>> begin Given data
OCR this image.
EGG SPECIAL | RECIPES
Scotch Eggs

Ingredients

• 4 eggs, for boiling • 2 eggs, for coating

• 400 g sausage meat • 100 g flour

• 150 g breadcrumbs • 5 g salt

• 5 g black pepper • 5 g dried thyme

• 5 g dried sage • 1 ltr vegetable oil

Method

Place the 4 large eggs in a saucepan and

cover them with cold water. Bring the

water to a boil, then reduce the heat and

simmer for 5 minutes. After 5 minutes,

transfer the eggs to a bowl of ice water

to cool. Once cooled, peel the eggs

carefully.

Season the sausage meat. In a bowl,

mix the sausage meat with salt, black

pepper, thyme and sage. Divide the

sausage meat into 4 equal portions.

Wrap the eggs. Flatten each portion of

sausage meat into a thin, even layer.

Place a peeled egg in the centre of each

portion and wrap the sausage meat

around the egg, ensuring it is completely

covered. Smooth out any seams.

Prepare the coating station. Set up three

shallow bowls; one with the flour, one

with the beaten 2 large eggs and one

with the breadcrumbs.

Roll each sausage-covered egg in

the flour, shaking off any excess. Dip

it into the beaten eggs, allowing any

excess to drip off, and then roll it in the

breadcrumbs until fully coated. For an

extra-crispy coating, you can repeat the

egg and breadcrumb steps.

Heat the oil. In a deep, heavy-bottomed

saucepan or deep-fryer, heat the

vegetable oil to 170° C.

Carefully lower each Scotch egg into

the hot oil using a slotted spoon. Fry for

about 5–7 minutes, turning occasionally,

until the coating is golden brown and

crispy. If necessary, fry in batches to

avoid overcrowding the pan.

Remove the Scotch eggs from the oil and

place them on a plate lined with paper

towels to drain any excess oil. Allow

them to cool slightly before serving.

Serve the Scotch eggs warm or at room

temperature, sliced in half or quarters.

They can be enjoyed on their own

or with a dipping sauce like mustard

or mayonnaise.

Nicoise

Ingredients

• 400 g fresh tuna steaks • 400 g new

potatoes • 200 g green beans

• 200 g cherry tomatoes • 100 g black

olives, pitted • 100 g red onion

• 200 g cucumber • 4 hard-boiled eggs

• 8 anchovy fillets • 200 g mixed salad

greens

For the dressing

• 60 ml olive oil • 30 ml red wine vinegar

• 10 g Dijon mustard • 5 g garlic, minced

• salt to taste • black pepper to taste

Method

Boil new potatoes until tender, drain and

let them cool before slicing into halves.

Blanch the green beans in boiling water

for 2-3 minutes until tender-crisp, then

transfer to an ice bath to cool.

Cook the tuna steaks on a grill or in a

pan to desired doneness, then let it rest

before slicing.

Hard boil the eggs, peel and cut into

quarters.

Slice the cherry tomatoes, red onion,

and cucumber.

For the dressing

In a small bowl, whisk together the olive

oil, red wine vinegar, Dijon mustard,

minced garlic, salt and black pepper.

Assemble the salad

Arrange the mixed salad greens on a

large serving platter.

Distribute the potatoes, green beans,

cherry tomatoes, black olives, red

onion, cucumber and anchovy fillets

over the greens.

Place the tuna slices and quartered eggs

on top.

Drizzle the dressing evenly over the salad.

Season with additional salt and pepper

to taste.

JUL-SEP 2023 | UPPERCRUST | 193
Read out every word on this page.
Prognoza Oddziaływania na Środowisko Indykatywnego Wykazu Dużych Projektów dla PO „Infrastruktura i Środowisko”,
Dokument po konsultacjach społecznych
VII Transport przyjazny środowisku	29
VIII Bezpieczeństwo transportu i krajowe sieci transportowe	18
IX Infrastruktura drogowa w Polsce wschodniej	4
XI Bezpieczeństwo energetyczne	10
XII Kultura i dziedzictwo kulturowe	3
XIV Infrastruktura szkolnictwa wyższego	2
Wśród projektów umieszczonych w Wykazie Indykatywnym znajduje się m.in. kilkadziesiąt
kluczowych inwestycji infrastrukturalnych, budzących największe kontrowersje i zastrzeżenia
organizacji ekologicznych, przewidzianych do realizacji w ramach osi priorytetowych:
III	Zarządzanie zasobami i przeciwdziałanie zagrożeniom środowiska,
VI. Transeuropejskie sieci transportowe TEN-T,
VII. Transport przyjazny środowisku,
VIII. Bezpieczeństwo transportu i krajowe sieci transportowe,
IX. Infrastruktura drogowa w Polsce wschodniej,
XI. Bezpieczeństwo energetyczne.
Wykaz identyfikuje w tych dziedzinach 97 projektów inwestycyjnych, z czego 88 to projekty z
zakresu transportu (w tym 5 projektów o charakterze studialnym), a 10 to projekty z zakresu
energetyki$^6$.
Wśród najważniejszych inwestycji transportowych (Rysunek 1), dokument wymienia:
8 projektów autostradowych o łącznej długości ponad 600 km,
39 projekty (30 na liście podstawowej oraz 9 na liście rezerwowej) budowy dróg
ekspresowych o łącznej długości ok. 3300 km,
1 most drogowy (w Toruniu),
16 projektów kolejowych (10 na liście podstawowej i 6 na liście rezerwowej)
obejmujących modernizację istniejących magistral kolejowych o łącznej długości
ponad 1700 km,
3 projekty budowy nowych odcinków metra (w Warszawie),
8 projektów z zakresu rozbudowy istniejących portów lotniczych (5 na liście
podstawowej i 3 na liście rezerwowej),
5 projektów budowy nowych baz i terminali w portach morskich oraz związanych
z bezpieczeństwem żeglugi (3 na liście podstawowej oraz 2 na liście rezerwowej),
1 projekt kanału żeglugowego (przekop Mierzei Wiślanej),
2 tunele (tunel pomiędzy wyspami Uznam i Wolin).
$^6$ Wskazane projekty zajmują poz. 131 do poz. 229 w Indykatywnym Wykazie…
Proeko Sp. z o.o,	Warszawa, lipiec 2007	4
>> end Given data
>> begin Given data
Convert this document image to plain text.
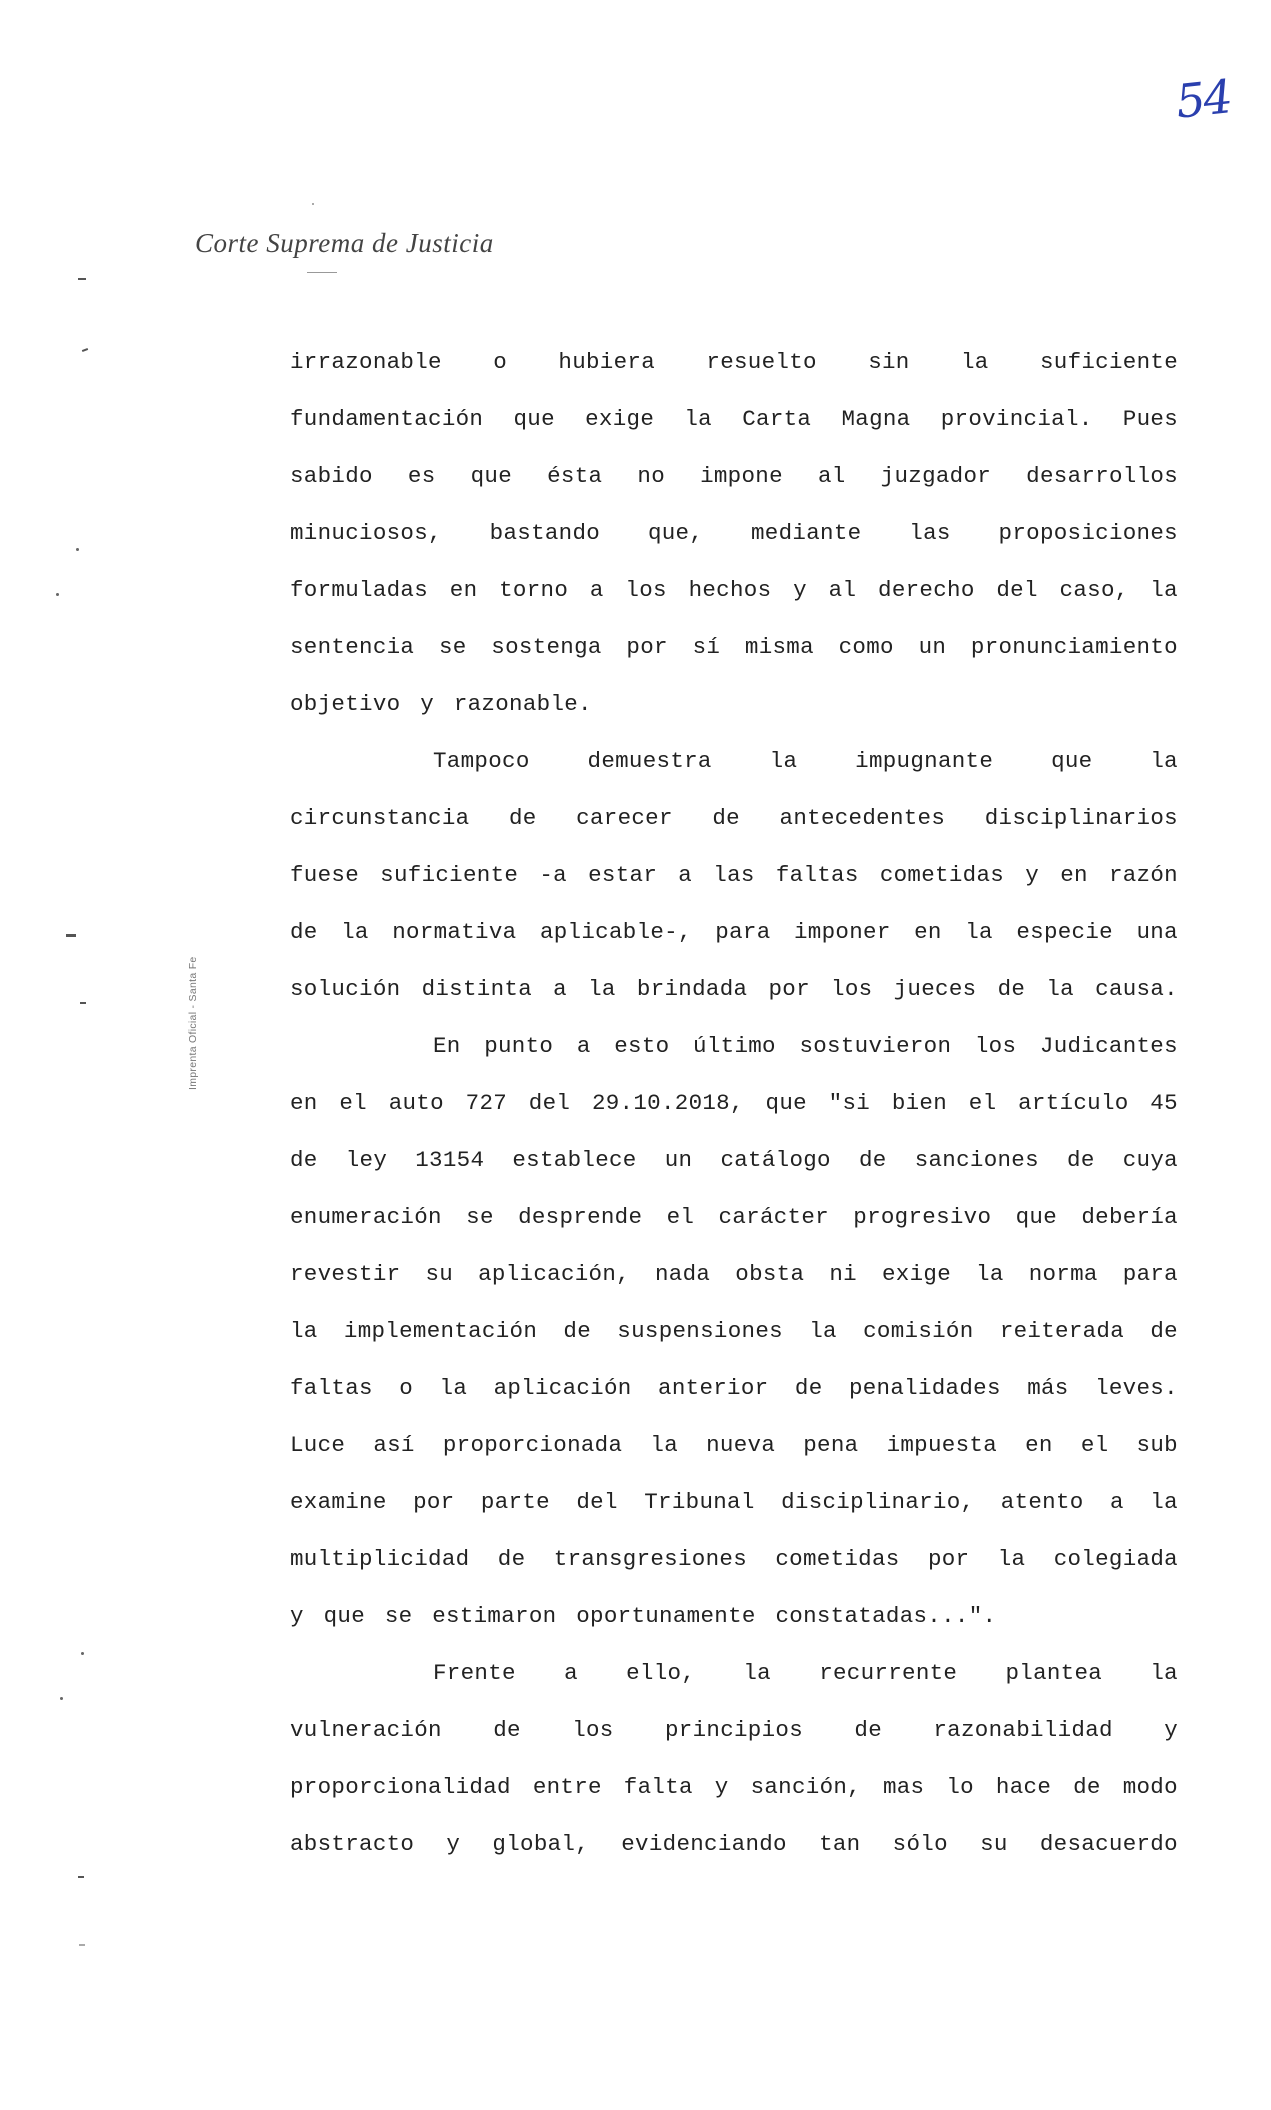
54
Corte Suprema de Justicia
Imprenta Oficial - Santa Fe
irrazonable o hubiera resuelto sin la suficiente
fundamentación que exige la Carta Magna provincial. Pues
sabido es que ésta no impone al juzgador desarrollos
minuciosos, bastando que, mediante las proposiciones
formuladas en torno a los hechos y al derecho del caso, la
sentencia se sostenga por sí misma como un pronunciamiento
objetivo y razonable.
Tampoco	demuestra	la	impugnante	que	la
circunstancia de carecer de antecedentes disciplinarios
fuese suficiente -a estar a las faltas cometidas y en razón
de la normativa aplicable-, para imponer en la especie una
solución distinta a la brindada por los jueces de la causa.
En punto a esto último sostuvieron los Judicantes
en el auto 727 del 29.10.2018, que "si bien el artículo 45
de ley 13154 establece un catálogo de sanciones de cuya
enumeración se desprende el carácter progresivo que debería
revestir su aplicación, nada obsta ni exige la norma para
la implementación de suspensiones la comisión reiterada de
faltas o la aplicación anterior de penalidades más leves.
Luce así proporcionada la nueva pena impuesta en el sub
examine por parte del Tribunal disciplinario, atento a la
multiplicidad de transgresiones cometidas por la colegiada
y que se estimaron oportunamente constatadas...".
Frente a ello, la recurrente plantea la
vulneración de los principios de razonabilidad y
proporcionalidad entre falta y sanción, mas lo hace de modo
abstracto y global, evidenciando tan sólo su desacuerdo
>> end Given data
■ Task brief
Copy each line containing the word "large" from the data.

■ Reply to the task
Place the 4 large eggs in a saucepan and
with the beaten 2 large eggs and one
large serving platter.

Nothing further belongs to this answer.